SHORT PROBLEM → Retype each line exactly. Skip images.

LISTING →
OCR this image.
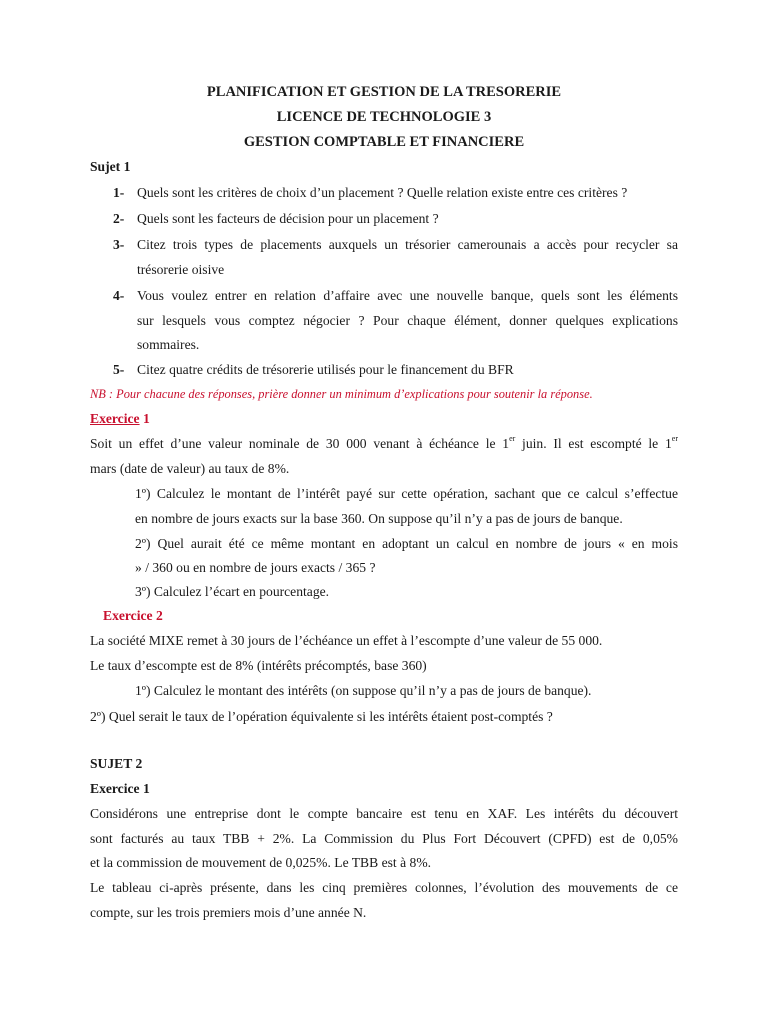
PLANIFICATION ET GESTION DE LA TRESORERIE
LICENCE DE TECHNOLOGIE 3
GESTION COMPTABLE ET FINANCIERE
Sujet 1
1- Quels sont les critères de choix d’un placement ? Quelle relation existe entre ces critères ?
2- Quels sont les facteurs de décision pour un placement ?
3- Citez trois types de placements auxquels un trésorier camerounais a accès pour recycler sa
trésorerie oisive
4- Vous voulez entrer en relation d’affaire avec une nouvelle banque, quels sont les éléments
sur lesquels vous comptez négocier ? Pour chaque élément, donner quelques explications
sommaires.
5- Citez quatre crédits de trésorerie utilisés pour le financement du BFR
NB : Pour chacune des réponses, prière donner un minimum d’explications pour soutenir la réponse.
Exercice 1
Soit un effet d’une valeur nominale de 30 000 venant à échéance le 1er juin. Il est escompté le 1er
mars (date de valeur) au taux de 8%.
1º) Calculez le montant de l’intérêt payé sur cette opération, sachant que ce calcul s’effectue
en nombre de jours exacts sur la base 360. On suppose qu’il n’y a pas de jours de banque.
2º) Quel aurait été ce même montant en adoptant un calcul en nombre de jours « en mois
» / 360 ou en nombre de jours exacts / 365 ?
3º) Calculez l’écart en pourcentage.
Exercice 2
La société MIXE remet à 30 jours de l’échéance un effet à l’escompte d’une valeur de 55 000.
Le taux d’escompte est de 8% (intérêts précomptés, base 360)
1º) Calculez le montant des intérêts (on suppose qu’il n’y a pas de jours de banque).
2º) Quel serait le taux de l’opération équivalente si les intérêts étaient post-comptés ?
SUJET 2
Exercice 1
Considérons une entreprise dont le compte bancaire est tenu en XAF. Les intérêts du découvert
sont facturés au taux TBB + 2%. La Commission du Plus Fort Découvert (CPFD) est de 0,05%
et la commission de mouvement de 0,025%. Le TBB est à 8%.
Le tableau ci-après présente, dans les cinq premières colonnes, l’évolution des mouvements de ce
compte, sur les trois premiers mois d’une année N.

EXERCISE OUTPUT →
OCR this image.
PLANIFICATION ET GESTION DE LA TRESORERIE
LICENCE DE TECHNOLOGIE 3
GESTION COMPTABLE ET FINANCIERE
Sujet 1
1- Quels sont les critères de choix d’un placement ? Quelle relation existe entre ces critères ?
2- Quels sont les facteurs de décision pour un placement ?
3- Citez trois types de placements auxquels un trésorier camerounais a accès pour recycler sa
trésorerie oisive
4- Vous voulez entrer en relation d’affaire avec une nouvelle banque, quels sont les éléments
sur lesquels vous comptez négocier ? Pour chaque élément, donner quelques explications
sommaires.
5- Citez quatre crédits de trésorerie utilisés pour le financement du BFR
NB : Pour chacune des réponses, prière donner un minimum d’explications pour soutenir la réponse.
Exercice 1
Soit un effet d’une valeur nominale de 30 000 venant à échéance le 1er juin. Il est escompté le 1er
mars (date de valeur) au taux de 8%.
1º) Calculez le montant de l’intérêt payé sur cette opération, sachant que ce calcul s’effectue
en nombre de jours exacts sur la base 360. On suppose qu’il n’y a pas de jours de banque.
2º) Quel aurait été ce même montant en adoptant un calcul en nombre de jours « en mois
» / 360 ou en nombre de jours exacts / 365 ?
3º) Calculez l’écart en pourcentage.
Exercice 2
La société MIXE remet à 30 jours de l’échéance un effet à l’escompte d’une valeur de 55 000.
Le taux d’escompte est de 8% (intérêts précomptés, base 360)
1º) Calculez le montant des intérêts (on suppose qu’il n’y a pas de jours de banque).
2º) Quel serait le taux de l’opération équivalente si les intérêts étaient post-comptés ?
SUJET 2
Exercice 1
Considérons une entreprise dont le compte bancaire est tenu en XAF. Les intérêts du découvert
sont facturés au taux TBB + 2%. La Commission du Plus Fort Découvert (CPFD) est de 0,05%
et la commission de mouvement de 0,025%. Le TBB est à 8%.
Le tableau ci-après présente, dans les cinq premières colonnes, l’évolution des mouvements de ce
compte, sur les trois premiers mois d’une année N.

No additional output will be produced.